#### [Exercise prompt]
Go through the records and extract every line with the word "LocalDate".

[start]

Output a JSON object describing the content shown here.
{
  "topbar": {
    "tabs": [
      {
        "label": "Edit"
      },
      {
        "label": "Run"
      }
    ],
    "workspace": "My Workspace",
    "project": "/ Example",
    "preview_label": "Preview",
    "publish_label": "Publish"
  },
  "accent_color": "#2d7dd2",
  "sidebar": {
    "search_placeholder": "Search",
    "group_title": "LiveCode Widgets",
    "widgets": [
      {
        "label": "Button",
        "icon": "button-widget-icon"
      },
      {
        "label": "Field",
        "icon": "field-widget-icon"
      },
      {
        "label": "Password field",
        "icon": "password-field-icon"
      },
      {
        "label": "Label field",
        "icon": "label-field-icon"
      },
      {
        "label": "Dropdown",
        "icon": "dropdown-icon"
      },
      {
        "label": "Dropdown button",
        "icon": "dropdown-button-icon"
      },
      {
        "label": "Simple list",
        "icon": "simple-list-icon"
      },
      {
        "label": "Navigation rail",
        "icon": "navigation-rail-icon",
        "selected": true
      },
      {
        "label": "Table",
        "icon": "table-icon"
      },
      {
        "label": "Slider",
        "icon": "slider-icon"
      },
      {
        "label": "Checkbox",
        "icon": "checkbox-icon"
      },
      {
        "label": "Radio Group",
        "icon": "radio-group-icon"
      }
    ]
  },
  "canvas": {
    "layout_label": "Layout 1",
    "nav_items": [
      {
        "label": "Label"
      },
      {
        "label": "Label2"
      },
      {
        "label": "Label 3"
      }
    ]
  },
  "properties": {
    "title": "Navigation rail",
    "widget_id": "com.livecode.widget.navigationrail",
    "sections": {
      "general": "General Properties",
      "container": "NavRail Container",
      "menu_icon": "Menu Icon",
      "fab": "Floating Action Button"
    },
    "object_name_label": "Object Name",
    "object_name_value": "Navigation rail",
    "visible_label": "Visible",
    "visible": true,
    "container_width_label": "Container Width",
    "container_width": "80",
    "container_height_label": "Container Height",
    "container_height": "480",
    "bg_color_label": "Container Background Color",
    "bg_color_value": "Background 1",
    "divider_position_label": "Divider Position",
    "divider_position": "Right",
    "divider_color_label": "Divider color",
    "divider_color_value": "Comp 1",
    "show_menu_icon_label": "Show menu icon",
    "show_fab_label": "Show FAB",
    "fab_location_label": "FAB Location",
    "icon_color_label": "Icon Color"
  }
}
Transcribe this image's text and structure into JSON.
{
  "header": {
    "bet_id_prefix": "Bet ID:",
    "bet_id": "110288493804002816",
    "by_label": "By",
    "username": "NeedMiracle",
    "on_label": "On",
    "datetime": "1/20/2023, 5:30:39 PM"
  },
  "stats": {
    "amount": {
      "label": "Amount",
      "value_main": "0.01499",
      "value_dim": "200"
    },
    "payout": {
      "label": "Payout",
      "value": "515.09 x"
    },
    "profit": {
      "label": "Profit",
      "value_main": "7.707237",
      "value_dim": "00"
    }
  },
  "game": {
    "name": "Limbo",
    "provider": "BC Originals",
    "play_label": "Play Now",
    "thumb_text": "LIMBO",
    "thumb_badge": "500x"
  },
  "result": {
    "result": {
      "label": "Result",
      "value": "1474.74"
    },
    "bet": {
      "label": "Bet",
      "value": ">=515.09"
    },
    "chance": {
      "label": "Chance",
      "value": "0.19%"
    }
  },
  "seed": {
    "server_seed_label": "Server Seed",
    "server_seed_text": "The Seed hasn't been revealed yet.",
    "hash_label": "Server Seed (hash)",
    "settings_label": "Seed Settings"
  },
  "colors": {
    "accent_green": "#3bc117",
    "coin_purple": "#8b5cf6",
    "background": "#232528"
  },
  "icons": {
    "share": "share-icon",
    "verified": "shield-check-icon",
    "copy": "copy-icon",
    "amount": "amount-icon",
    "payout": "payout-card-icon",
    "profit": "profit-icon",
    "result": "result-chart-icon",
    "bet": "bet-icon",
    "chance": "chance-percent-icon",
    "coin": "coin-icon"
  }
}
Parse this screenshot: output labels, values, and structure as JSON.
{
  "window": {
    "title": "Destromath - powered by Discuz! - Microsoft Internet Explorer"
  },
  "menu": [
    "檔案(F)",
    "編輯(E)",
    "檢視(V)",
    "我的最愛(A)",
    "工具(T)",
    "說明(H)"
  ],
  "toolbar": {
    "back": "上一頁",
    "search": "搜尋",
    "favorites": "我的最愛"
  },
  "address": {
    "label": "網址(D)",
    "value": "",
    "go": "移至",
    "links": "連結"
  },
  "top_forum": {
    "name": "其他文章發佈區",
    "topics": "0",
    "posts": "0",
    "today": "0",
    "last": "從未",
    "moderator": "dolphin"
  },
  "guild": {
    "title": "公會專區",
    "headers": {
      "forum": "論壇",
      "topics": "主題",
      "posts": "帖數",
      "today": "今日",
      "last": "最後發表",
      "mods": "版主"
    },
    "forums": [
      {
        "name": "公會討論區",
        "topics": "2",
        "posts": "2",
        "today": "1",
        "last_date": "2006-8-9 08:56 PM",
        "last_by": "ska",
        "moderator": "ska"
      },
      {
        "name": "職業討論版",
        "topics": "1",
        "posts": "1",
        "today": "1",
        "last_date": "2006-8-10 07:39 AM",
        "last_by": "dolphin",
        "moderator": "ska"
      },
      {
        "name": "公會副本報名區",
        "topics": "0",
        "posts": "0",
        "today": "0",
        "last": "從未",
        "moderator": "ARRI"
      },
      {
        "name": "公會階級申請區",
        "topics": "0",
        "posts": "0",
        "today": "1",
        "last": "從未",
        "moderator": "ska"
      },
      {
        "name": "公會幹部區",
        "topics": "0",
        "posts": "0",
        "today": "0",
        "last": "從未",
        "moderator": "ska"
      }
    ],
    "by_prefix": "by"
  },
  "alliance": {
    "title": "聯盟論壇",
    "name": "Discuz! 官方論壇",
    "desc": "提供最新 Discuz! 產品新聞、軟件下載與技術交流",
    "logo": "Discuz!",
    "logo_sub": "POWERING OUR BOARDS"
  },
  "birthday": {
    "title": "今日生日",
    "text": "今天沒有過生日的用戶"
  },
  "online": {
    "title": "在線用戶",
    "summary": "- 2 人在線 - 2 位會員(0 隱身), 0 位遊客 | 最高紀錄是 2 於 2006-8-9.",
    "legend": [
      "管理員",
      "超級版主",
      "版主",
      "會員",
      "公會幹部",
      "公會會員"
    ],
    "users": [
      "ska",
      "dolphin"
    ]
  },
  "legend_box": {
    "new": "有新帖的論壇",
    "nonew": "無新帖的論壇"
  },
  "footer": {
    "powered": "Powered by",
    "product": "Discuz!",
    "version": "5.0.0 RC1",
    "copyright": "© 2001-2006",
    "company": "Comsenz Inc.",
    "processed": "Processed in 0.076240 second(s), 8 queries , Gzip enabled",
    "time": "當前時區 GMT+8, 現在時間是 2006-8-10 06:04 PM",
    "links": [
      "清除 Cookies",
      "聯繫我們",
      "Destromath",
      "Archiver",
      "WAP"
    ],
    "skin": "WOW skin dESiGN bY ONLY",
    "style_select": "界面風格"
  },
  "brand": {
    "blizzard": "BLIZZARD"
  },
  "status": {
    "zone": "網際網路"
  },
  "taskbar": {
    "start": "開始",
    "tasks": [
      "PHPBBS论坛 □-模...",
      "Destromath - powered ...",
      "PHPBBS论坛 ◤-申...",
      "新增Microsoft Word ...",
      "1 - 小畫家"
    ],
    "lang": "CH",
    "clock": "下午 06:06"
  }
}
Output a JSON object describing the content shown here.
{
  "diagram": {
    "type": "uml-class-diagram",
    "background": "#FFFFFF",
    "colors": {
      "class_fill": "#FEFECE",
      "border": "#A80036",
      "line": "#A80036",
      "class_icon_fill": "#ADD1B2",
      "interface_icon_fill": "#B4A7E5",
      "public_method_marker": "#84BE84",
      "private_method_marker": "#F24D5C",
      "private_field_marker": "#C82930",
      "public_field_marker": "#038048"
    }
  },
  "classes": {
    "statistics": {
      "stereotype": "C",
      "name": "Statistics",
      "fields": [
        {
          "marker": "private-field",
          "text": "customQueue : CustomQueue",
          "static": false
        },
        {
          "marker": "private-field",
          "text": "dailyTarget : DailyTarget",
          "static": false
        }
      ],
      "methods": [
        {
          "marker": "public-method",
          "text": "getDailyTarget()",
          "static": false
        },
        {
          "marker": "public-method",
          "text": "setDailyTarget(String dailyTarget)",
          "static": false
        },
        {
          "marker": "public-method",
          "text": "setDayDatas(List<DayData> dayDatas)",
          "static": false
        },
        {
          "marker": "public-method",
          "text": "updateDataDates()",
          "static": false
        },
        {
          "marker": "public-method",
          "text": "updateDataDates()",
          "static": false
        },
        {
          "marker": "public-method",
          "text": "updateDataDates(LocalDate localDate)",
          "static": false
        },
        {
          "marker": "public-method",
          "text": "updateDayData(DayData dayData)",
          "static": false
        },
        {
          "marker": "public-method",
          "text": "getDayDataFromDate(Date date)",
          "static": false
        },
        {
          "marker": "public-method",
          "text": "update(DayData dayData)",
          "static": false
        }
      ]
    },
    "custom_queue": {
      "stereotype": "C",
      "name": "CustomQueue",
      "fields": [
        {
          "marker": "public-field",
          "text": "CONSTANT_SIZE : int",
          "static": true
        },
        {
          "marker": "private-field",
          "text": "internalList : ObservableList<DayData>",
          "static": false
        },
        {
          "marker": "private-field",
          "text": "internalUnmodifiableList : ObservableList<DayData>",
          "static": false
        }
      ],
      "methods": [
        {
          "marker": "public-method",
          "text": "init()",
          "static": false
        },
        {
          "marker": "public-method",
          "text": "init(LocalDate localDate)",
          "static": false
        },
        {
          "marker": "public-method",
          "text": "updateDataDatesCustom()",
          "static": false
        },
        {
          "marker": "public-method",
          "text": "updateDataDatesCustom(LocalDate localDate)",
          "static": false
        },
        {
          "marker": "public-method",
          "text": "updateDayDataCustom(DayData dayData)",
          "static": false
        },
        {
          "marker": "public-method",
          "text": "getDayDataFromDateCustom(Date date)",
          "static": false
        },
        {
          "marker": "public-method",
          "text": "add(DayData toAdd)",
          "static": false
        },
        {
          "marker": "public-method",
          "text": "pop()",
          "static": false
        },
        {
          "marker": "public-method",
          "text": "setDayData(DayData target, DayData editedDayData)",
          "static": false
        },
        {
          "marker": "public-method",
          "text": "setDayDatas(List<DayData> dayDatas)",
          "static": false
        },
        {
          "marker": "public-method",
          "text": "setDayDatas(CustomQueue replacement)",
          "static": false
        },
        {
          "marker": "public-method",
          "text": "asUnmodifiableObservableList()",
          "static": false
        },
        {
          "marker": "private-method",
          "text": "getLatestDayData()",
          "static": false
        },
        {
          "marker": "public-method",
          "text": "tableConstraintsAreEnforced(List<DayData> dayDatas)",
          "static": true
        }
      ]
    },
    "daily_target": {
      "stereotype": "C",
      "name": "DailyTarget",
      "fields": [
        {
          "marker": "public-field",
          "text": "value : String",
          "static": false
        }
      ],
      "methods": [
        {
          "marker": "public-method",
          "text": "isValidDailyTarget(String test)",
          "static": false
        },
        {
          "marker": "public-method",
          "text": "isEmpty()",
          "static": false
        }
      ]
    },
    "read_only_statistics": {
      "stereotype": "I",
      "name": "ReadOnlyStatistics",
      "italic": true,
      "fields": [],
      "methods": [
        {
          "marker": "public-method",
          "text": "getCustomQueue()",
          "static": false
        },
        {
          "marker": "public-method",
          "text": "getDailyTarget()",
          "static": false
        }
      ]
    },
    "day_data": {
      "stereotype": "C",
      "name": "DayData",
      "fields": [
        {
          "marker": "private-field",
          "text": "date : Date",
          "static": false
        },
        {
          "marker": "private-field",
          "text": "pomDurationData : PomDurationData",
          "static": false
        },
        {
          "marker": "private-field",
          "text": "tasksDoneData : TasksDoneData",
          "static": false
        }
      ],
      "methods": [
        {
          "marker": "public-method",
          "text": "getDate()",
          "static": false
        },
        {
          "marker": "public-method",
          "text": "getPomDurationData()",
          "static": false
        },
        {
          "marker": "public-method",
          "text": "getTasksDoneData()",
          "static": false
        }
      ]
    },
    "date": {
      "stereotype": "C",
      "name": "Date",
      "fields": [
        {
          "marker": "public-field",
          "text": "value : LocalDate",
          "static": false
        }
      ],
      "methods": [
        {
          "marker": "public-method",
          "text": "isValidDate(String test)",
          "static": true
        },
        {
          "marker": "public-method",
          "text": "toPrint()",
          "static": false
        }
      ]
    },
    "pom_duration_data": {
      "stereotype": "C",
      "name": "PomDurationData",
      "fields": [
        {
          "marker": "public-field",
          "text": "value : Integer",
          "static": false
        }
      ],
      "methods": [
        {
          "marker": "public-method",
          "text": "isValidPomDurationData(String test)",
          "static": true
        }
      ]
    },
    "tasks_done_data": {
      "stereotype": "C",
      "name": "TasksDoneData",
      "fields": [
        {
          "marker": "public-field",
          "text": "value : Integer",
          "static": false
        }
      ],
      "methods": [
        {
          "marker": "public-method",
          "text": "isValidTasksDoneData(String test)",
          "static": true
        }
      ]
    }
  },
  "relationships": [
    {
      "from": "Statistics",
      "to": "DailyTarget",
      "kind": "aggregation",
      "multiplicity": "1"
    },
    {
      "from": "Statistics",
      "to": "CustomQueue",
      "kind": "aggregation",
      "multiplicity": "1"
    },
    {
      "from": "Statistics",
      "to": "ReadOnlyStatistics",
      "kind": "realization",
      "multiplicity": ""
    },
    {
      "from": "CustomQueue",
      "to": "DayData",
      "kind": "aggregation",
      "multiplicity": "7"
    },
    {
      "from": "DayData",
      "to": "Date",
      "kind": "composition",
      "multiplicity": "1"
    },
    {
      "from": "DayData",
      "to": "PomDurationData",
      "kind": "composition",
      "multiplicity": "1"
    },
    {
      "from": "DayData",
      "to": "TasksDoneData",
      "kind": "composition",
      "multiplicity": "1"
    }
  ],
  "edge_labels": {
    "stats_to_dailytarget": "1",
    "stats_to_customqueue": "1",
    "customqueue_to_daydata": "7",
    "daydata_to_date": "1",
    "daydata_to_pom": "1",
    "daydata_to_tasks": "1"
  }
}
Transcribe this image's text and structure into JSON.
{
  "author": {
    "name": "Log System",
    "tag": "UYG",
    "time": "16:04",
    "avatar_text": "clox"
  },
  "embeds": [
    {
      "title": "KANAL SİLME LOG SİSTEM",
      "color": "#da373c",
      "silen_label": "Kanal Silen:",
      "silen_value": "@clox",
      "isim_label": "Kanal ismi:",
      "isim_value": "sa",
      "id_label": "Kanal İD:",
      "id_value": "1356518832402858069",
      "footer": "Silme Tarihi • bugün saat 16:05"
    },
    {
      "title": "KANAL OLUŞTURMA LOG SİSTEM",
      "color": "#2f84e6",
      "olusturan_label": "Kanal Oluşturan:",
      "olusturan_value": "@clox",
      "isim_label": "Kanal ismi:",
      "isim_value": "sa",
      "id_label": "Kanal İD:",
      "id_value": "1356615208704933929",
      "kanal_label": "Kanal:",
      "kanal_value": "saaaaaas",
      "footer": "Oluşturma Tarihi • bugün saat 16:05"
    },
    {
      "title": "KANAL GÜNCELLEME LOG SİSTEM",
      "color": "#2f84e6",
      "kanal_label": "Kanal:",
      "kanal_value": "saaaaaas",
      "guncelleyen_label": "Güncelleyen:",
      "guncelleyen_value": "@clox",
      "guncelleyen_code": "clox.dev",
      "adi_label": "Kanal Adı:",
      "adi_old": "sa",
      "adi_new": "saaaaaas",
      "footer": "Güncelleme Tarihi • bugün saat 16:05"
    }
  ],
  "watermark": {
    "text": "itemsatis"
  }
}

[end]

#### [Complete output]
          "text": "updateDataDates(LocalDate localDate)",
          "text": "init(LocalDate localDate)",
          "text": "updateDataDatesCustom(LocalDate localDate)",
          "text": "value : LocalDate",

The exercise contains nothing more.